* Short exercise
Read the records and gather each line that includes "Desarrollo".

* Given information

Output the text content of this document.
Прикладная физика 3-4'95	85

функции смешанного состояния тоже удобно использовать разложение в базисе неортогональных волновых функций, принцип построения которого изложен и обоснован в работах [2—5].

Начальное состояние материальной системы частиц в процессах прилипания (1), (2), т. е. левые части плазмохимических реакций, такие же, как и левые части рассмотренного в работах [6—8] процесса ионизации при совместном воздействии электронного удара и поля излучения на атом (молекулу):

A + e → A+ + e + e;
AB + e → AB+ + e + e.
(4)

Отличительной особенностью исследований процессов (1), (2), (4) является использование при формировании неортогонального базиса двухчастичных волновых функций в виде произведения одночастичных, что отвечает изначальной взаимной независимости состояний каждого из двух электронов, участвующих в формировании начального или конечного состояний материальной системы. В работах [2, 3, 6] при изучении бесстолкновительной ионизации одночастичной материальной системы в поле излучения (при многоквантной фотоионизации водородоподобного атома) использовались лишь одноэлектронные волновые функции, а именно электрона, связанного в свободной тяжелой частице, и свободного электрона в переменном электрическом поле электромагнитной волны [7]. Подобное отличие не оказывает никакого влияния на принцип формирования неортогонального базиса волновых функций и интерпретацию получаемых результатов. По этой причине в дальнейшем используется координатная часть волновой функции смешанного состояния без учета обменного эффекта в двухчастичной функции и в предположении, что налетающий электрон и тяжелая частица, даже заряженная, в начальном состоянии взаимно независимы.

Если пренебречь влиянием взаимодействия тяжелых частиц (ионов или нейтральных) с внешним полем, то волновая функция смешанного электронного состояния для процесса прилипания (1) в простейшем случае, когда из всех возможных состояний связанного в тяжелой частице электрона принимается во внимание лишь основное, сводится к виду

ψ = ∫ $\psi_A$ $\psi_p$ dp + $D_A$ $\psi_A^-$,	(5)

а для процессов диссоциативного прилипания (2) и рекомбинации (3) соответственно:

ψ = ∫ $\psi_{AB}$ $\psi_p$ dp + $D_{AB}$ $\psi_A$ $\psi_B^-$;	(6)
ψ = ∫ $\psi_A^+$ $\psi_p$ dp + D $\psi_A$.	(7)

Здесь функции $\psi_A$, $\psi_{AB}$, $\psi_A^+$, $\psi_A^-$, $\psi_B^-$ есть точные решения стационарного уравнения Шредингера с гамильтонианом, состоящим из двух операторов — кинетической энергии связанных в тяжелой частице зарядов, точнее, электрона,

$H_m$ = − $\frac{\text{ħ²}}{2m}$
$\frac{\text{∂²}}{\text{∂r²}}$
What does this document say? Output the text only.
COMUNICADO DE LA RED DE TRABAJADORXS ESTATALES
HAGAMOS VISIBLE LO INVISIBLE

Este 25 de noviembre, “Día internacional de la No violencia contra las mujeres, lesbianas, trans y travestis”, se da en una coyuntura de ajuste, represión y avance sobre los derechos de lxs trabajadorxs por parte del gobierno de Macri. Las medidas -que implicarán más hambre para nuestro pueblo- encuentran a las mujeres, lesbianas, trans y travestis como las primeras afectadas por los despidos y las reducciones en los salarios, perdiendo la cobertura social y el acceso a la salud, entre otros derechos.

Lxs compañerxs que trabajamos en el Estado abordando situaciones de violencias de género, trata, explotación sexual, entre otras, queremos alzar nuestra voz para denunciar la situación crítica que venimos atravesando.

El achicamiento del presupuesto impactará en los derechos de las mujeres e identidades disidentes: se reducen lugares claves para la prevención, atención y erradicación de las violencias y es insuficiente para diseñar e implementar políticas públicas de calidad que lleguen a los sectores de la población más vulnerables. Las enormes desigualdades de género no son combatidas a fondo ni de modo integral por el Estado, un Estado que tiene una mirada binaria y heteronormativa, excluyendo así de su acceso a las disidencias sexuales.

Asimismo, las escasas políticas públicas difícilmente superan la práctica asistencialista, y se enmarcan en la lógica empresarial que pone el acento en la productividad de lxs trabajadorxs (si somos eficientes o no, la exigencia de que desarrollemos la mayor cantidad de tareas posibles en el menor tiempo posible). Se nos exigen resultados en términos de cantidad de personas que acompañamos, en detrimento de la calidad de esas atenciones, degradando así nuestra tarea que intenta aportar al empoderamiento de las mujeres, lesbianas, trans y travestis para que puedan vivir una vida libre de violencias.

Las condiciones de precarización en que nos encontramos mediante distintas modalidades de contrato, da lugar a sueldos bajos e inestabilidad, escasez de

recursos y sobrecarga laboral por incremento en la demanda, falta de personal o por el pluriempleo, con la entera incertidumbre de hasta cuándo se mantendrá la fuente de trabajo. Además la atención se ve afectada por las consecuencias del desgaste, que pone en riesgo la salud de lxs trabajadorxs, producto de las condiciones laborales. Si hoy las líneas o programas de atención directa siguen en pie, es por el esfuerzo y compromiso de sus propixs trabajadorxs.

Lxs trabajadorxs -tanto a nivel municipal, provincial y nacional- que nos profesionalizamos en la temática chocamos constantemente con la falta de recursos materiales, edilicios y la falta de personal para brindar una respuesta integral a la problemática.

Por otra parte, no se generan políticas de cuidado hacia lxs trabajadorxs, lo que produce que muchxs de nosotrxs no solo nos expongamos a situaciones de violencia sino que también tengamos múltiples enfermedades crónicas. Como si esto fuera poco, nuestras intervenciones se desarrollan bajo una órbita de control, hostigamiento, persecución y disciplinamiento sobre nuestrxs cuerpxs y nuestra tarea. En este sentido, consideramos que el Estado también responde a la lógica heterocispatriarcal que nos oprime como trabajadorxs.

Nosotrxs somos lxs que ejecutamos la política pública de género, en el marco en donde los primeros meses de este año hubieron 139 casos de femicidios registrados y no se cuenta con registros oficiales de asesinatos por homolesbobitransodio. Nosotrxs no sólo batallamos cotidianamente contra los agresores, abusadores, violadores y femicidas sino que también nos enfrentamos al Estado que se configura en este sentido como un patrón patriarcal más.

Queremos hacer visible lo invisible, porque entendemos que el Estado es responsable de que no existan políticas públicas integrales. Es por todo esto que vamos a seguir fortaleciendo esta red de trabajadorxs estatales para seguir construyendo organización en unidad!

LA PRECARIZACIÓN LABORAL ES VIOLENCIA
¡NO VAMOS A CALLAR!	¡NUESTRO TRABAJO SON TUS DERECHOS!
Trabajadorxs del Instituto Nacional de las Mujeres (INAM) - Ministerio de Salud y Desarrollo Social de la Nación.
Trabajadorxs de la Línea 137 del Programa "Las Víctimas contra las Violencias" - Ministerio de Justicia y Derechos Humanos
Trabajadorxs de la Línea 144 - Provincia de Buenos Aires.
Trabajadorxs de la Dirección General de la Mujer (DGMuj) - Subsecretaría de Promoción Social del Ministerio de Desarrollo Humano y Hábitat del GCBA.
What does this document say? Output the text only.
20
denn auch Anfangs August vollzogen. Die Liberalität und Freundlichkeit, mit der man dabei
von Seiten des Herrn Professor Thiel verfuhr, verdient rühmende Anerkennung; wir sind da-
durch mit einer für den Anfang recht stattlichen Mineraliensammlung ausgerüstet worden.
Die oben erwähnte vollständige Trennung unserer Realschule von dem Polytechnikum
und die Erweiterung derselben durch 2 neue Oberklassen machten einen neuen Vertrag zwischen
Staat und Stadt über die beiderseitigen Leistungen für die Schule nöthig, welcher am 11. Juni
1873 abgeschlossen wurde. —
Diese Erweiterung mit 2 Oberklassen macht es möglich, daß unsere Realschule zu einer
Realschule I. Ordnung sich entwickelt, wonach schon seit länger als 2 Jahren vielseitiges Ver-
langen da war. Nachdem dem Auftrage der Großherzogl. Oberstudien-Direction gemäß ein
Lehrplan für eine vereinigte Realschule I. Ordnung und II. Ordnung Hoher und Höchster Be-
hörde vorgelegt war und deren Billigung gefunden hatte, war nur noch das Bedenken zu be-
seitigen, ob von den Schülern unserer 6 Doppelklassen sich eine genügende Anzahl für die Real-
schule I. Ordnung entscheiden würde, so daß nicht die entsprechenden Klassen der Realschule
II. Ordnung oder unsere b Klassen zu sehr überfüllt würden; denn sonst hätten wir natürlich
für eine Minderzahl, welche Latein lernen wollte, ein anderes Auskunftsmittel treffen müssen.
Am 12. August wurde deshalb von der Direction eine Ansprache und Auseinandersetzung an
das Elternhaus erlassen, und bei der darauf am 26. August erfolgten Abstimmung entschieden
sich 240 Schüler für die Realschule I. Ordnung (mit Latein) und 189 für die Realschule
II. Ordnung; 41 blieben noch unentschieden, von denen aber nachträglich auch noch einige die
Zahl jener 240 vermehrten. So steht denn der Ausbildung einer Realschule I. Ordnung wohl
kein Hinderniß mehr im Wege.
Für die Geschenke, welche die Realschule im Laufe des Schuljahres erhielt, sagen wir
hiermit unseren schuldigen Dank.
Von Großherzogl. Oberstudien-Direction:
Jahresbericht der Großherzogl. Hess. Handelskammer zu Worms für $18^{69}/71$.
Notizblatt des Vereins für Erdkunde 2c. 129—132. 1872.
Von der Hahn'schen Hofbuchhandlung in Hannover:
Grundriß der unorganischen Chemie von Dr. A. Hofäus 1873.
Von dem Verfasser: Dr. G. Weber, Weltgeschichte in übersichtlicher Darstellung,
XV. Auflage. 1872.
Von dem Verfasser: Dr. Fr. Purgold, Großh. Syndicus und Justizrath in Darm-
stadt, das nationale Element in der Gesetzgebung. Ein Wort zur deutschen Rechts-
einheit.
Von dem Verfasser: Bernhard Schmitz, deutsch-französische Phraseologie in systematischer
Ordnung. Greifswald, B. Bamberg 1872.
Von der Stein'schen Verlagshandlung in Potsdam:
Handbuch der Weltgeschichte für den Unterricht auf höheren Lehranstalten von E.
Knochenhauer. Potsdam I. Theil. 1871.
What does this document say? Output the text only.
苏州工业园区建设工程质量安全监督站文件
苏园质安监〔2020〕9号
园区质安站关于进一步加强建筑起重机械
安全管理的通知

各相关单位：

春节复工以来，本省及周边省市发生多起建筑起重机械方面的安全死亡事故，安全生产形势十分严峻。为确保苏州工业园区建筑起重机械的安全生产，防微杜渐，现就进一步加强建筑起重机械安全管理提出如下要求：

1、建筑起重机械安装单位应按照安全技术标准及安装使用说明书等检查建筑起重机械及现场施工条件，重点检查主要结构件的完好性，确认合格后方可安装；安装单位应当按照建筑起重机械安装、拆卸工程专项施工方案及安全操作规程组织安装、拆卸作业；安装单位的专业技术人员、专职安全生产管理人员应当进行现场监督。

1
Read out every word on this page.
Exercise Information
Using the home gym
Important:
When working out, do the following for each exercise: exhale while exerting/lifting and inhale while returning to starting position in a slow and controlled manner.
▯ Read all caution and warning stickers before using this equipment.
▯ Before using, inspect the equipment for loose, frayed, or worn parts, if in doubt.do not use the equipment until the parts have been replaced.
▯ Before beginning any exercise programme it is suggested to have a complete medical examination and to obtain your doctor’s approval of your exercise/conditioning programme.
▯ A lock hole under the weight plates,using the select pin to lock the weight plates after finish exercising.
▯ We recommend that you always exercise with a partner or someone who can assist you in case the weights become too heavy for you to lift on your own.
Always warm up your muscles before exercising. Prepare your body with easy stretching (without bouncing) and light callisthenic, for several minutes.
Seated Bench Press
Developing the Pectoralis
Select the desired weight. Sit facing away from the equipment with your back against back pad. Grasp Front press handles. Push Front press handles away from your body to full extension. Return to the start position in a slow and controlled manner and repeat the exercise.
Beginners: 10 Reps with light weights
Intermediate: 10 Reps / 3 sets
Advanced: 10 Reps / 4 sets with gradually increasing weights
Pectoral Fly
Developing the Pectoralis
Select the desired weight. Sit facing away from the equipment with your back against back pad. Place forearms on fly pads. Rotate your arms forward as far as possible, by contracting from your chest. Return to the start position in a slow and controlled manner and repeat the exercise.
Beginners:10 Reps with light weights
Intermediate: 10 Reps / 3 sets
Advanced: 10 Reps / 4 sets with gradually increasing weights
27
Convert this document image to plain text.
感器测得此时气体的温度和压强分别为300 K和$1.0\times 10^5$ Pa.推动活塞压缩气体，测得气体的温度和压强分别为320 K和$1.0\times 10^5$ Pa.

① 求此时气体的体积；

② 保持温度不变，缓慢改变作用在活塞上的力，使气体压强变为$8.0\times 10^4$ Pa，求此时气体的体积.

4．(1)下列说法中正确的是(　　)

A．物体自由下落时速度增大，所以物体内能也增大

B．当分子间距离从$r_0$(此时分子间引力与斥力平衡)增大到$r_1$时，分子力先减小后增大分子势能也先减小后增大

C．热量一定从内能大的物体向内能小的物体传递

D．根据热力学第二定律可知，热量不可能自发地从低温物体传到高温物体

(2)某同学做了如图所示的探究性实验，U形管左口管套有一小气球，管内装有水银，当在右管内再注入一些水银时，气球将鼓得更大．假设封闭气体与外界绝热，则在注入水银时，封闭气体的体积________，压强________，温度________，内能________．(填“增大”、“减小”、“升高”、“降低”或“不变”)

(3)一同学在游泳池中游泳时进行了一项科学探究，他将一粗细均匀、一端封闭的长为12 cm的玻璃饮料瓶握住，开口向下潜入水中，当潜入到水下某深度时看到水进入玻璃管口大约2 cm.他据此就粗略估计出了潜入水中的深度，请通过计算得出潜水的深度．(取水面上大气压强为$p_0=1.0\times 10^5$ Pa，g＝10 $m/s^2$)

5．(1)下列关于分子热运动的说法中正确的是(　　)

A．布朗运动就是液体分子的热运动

* Answer to this problem
Trabajadorxs del Instituto Nacional de las Mujeres (INAM) - Ministerio de Salud y Desarrollo Social de la Nación.
Trabajadorxs de la Dirección General de la Mujer (DGMuj) - Subsecretaría de Promoción Social del Ministerio de Desarrollo Humano y Hábitat del GCBA.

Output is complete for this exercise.